▸ **Set task**:
Would you repeat, character for character, the part of the records below that opens with the line containing "fill-tool-icon[interactable] — [2, 80, 18, 96]" and closes with the line containing "brushes-title: Brushes — [247, 43, 275, 51]", including both of those lines?

▸ **Stored entries**:
========================================================================

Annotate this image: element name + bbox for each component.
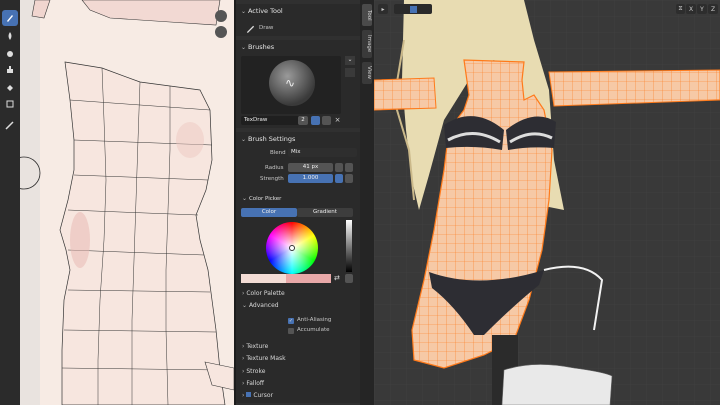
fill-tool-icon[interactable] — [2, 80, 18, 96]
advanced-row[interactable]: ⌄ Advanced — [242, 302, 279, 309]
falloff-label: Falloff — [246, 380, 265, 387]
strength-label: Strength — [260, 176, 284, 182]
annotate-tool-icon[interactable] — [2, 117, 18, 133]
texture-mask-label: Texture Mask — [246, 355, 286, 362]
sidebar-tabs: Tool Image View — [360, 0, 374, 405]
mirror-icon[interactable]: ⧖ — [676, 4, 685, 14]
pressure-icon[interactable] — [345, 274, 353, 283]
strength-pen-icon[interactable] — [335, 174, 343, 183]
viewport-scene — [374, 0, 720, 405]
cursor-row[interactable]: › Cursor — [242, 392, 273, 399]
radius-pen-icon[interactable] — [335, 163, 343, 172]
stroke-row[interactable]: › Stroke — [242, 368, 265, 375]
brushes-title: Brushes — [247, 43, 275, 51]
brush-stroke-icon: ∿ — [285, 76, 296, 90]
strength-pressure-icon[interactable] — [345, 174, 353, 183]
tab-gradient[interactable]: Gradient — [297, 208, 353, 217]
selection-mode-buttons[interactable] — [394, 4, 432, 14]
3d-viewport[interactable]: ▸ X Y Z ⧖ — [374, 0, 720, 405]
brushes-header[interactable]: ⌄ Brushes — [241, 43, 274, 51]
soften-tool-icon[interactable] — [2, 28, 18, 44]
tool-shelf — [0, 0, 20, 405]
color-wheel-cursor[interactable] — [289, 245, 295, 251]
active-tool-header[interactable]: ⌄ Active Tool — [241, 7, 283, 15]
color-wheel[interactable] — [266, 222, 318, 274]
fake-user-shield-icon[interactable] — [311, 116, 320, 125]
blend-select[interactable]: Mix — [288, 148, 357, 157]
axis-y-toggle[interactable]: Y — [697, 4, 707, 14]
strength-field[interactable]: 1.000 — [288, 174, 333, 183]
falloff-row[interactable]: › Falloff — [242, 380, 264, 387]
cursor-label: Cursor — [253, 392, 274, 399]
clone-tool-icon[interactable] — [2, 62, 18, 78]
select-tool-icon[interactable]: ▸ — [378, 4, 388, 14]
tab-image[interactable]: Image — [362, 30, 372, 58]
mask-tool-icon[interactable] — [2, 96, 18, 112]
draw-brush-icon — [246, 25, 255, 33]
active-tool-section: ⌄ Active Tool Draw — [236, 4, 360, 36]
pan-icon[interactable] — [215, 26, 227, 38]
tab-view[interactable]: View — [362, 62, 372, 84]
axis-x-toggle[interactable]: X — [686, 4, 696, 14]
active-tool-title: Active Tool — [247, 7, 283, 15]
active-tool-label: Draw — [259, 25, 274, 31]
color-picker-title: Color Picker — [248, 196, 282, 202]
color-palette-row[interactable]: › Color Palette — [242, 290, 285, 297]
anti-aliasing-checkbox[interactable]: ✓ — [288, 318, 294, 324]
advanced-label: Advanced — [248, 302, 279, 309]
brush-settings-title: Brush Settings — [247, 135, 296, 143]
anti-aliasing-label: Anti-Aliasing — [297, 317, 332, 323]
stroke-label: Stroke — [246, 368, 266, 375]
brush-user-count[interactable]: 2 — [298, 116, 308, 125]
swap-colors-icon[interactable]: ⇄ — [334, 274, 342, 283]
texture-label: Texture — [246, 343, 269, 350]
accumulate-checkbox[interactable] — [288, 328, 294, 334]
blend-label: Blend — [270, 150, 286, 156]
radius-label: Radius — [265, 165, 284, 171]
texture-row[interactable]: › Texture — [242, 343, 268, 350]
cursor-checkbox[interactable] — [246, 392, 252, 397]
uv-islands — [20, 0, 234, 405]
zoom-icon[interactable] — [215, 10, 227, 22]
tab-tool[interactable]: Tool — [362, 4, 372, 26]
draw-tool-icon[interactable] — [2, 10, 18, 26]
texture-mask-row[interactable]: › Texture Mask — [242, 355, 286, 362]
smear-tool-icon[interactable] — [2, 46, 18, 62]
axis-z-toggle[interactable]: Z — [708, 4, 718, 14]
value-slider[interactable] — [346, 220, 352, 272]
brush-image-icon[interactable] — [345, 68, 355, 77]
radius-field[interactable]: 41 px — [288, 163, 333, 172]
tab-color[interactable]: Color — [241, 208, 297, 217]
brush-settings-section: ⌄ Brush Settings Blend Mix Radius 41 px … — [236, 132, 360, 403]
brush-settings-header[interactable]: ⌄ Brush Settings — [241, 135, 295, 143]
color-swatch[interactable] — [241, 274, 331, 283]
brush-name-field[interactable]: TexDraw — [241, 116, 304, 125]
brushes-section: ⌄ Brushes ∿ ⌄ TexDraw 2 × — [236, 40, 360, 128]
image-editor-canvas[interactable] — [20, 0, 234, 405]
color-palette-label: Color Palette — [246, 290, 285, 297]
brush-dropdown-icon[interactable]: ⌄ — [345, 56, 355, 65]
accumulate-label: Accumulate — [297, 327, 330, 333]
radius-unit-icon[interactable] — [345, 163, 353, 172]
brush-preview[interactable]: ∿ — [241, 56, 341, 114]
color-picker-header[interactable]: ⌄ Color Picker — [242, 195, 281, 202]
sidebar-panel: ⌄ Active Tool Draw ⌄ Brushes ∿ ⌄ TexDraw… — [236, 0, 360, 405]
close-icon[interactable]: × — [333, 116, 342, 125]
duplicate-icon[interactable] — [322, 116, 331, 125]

========================================================================

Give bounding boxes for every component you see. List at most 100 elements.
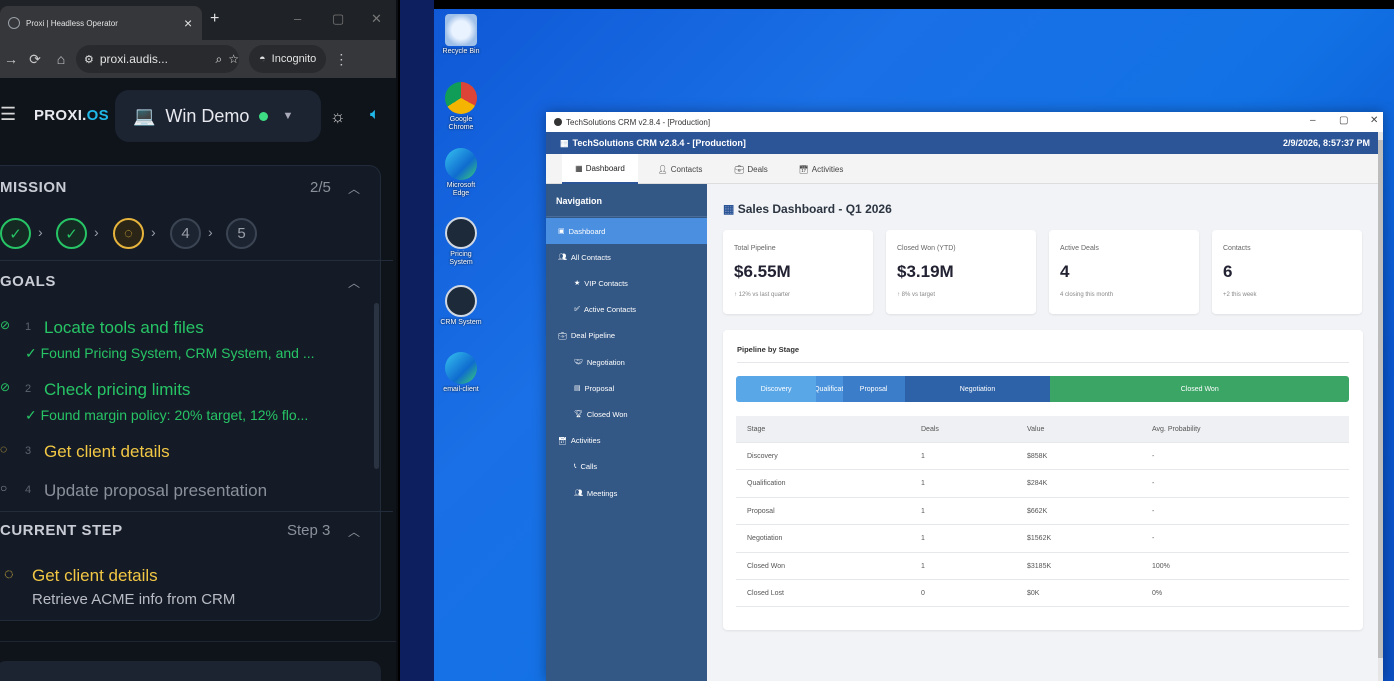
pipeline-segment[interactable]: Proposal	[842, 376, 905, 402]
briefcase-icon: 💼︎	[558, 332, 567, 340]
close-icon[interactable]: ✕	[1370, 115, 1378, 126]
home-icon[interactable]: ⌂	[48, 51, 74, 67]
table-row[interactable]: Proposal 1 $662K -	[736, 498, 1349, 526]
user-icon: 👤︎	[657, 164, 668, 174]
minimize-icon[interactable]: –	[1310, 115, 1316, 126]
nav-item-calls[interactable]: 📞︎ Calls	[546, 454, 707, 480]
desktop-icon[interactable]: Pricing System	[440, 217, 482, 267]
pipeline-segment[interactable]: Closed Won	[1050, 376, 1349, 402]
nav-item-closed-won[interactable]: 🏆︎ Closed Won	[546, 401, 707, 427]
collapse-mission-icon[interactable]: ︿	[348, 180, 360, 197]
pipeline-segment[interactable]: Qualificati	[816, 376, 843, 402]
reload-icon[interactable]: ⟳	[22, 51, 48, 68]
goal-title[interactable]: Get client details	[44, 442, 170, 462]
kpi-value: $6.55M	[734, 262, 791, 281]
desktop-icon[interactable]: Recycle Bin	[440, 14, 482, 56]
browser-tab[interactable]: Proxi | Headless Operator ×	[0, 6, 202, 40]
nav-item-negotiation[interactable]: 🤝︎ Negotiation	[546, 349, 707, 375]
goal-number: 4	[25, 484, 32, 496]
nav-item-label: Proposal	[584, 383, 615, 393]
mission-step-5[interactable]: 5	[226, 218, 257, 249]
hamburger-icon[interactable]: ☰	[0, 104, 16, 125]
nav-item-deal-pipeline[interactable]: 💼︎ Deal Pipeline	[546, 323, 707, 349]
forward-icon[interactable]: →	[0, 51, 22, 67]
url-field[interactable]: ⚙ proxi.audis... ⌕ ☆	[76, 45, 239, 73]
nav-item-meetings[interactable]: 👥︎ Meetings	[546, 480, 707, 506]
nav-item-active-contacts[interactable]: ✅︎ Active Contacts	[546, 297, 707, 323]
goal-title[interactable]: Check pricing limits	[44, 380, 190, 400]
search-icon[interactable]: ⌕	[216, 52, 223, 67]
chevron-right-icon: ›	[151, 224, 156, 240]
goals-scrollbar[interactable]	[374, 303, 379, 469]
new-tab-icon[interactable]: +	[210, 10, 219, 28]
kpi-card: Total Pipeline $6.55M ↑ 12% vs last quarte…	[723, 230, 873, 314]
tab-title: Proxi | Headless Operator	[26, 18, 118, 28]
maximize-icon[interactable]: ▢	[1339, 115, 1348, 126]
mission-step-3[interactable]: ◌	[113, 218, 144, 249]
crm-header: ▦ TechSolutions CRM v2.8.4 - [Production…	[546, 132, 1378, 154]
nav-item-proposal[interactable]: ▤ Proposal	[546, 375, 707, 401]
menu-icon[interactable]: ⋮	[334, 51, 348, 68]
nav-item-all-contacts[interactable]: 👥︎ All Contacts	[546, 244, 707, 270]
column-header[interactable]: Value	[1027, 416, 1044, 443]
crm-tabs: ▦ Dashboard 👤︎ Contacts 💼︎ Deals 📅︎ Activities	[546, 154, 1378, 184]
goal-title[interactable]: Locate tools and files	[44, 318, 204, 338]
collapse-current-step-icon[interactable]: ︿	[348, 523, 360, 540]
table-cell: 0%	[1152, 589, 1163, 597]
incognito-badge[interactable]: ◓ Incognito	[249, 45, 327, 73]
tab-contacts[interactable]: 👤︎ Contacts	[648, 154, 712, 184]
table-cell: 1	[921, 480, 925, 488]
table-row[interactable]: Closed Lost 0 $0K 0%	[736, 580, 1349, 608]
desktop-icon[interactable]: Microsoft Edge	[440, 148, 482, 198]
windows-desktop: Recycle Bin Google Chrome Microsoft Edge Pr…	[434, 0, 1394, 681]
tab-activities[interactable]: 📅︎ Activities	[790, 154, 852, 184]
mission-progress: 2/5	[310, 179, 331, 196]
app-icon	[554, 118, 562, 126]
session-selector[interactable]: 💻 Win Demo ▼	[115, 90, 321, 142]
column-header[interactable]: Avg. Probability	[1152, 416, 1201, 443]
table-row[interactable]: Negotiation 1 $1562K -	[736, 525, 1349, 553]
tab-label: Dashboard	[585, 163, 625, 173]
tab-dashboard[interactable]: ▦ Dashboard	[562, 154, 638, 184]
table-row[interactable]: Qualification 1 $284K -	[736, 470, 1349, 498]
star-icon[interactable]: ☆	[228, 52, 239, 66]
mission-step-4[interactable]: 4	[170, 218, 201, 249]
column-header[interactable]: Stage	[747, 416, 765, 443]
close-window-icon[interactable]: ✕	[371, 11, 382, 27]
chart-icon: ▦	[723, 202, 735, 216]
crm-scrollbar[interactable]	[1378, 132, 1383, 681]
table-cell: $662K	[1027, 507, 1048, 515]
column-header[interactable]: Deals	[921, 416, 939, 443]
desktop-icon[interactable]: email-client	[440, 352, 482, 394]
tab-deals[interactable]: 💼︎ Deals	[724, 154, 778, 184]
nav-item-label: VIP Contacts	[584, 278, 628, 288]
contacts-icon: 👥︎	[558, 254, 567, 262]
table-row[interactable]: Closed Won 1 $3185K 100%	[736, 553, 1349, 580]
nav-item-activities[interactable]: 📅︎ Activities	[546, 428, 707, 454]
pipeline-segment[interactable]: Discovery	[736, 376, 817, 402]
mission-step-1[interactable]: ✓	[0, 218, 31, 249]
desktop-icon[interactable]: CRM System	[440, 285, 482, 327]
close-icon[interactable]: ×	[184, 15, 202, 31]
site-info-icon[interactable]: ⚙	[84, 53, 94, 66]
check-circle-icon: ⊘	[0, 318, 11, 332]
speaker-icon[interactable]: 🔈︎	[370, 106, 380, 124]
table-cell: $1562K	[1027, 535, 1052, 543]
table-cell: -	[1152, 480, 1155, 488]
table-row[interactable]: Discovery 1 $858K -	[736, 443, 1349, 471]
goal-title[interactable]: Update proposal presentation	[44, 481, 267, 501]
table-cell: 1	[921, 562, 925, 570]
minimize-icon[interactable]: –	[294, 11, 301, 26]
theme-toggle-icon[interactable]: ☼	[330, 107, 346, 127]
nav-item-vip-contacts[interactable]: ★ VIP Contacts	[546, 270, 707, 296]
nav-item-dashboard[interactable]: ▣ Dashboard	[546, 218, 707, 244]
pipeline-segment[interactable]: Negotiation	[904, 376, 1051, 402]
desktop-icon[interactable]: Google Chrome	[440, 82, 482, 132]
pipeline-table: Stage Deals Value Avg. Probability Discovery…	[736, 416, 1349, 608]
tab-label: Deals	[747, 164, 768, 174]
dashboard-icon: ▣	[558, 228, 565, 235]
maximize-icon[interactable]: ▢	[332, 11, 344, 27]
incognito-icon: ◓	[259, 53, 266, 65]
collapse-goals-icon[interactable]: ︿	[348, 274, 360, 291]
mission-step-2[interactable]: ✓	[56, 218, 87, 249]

========================================================================

▸ **Final answer**:
fill-tool-icon[interactable] — [2, 80, 18, 96]
advanced-row[interactable]: ⌄ Advanced — [242, 302, 279, 309]
falloff-label: Falloff — [246, 380, 265, 387]
strength-label: Strength — [260, 176, 284, 182]
annotate-tool-icon[interactable] — [2, 117, 18, 133]
texture-mask-label: Texture Mask — [246, 355, 286, 362]
sidebar-tabs: Tool Image View — [360, 0, 374, 405]
mirror-icon[interactable]: ⧖ — [676, 4, 685, 14]
pressure-icon[interactable] — [345, 274, 353, 283]
strength-pen-icon[interactable] — [335, 174, 343, 183]
viewport-scene — [374, 0, 720, 405]
cursor-row[interactable]: › Cursor — [242, 392, 273, 399]
radius-pen-icon[interactable] — [335, 163, 343, 172]
stroke-row[interactable]: › Stroke — [242, 368, 265, 375]
brushes-title: Brushes — [247, 43, 275, 51]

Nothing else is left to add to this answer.